Provided passage »
%%
Furthermore, where the FNPR has installed itself in the illegally occupied regions of Ukraine (Crimea, Donbass, Kharkiv, Kherson, Luhansk and Zaporizhzhia), it has usurped the goods and buildings of Ukrainian trade unions and is now doing Putin's bidding on the ground in the world of work.
Recommendations
To preserve the integrity and credibility of its solidarity with Ukraine, the Ukrainian people as well as Ukrainian and Belarusian trade unionists, the ITUC and the trade union movement must take a firm stand against the FNPR in its current, putinist incarnation.
As CETUN we call for:
- The suspension of the FNPR from all trade union bodies.
- The exclusion of the FNPR from the ITUC at the next ITUC Congress if no radical change in FNPR's stance is observed.
- No ITUC-nominations of FNPR representatives to the ILO Governing Body.
- The closure of the ILO office in Moscow and the later transfer to Kyiv when the security situation allows it.
%%
Items »
%%
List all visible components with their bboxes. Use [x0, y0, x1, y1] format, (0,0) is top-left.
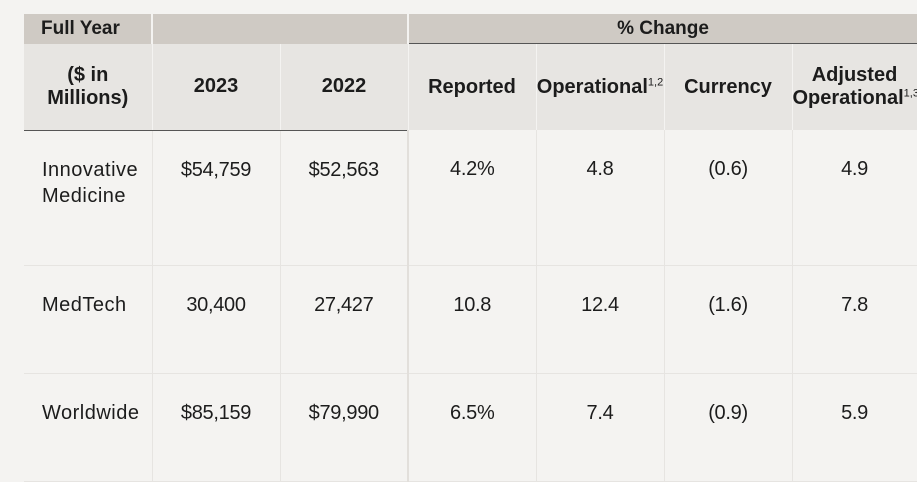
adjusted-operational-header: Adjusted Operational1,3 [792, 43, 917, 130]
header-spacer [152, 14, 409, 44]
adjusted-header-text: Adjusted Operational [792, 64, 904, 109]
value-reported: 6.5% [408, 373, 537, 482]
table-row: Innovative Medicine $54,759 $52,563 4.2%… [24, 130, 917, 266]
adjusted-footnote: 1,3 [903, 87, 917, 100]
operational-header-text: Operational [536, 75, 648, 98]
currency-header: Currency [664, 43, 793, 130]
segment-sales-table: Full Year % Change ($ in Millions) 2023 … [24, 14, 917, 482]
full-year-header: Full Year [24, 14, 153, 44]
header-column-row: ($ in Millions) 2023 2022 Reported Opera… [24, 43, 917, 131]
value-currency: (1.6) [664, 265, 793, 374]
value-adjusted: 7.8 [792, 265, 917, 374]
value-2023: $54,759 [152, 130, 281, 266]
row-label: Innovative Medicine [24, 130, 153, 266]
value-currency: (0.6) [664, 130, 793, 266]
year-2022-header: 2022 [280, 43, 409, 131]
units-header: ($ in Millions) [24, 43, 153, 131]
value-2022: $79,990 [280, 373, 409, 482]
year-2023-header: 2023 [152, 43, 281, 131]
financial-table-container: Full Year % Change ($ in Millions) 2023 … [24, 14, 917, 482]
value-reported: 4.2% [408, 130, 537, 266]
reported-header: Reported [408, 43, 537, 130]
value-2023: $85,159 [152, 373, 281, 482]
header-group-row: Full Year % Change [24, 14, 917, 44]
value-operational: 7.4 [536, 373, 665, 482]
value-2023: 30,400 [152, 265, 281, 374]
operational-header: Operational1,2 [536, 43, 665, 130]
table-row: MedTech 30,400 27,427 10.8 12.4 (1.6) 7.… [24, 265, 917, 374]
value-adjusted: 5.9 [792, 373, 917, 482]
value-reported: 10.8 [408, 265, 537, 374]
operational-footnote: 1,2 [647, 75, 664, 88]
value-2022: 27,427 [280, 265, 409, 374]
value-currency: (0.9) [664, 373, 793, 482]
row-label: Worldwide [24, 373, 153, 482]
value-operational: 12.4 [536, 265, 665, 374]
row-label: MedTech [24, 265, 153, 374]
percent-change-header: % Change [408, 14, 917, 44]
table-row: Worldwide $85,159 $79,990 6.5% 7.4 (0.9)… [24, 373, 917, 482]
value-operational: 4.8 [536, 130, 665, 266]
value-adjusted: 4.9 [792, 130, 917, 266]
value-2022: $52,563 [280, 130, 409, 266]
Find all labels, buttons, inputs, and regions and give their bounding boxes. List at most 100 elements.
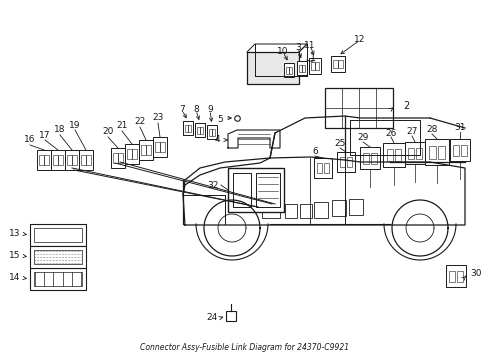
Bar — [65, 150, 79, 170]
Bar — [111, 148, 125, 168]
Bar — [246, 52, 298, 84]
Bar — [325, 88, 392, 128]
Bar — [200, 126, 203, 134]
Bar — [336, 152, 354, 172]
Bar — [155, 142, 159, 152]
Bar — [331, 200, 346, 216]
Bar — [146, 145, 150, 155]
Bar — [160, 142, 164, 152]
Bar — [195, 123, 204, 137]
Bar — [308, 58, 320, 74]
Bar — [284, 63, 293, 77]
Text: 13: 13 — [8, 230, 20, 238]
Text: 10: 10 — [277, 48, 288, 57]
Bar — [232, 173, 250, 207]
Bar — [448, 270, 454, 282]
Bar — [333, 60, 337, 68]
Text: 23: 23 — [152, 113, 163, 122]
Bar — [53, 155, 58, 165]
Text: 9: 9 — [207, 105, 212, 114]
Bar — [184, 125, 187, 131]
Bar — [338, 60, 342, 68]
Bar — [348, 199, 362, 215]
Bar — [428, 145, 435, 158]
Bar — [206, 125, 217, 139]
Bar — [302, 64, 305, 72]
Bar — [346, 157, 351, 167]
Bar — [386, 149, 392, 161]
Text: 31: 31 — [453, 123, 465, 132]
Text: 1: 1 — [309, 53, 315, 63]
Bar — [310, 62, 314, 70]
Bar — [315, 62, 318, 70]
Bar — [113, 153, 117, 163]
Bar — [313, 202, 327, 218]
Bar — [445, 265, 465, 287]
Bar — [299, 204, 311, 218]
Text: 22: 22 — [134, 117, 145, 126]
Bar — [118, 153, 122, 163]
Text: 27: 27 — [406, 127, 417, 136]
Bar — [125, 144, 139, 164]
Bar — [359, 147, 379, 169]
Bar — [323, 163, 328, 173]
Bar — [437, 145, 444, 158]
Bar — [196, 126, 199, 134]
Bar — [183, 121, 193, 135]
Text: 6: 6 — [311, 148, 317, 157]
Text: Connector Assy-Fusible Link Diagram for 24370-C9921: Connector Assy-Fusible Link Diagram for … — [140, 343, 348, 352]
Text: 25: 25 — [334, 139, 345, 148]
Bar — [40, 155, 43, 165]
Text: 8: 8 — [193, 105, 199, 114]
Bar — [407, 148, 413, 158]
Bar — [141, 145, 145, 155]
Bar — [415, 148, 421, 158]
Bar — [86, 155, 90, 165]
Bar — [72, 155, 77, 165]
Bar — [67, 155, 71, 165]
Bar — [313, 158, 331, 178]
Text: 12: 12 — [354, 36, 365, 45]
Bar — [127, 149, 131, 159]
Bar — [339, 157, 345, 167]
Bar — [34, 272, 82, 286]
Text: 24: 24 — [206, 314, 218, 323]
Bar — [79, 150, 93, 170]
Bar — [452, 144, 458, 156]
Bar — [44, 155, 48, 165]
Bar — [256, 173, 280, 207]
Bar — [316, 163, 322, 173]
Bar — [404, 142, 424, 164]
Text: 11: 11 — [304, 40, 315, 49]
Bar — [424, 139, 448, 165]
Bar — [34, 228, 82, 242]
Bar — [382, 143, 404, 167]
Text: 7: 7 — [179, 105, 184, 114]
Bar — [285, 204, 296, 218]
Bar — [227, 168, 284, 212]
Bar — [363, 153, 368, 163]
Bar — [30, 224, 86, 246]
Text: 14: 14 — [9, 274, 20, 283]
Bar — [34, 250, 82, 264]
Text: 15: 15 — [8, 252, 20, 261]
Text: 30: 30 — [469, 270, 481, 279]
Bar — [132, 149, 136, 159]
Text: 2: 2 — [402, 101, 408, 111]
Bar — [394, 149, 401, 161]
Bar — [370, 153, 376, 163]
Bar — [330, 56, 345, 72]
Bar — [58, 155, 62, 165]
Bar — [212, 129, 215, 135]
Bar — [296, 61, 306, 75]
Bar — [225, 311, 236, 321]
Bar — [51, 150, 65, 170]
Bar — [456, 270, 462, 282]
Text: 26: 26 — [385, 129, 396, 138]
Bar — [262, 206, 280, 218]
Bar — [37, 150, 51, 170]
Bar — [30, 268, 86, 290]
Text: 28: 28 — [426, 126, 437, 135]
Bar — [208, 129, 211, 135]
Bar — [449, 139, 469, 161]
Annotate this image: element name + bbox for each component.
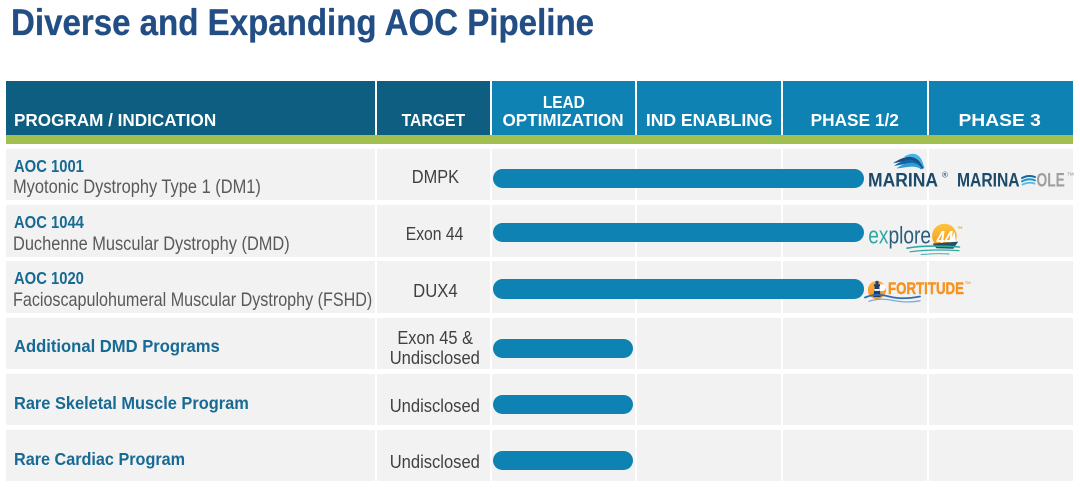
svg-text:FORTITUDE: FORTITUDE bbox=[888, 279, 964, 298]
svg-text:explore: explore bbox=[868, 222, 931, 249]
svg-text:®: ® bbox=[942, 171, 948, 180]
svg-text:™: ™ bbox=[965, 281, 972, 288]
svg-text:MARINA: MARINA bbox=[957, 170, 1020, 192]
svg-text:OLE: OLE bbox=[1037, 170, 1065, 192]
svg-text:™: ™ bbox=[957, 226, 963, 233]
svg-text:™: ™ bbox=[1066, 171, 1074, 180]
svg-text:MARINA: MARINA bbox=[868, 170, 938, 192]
%%
Directive 1 » According to the FNPR passage, what should happen to the ILO office in Moscow?
Directive 2 » Repeat the FNPR passage word for word, starting at "- The exclusion" and ending at "ILO Governing Body.".

Task output 1 » It should be closed and later transferred to Kyiv when the security situation allows it.

Task output 2 »
- The exclusion of the FNPR from the ITUC at the next ITUC Congress if no radical change in FNPR's stance is observed.
- No ITUC-nominations of FNPR representatives to the ILO Governing Body.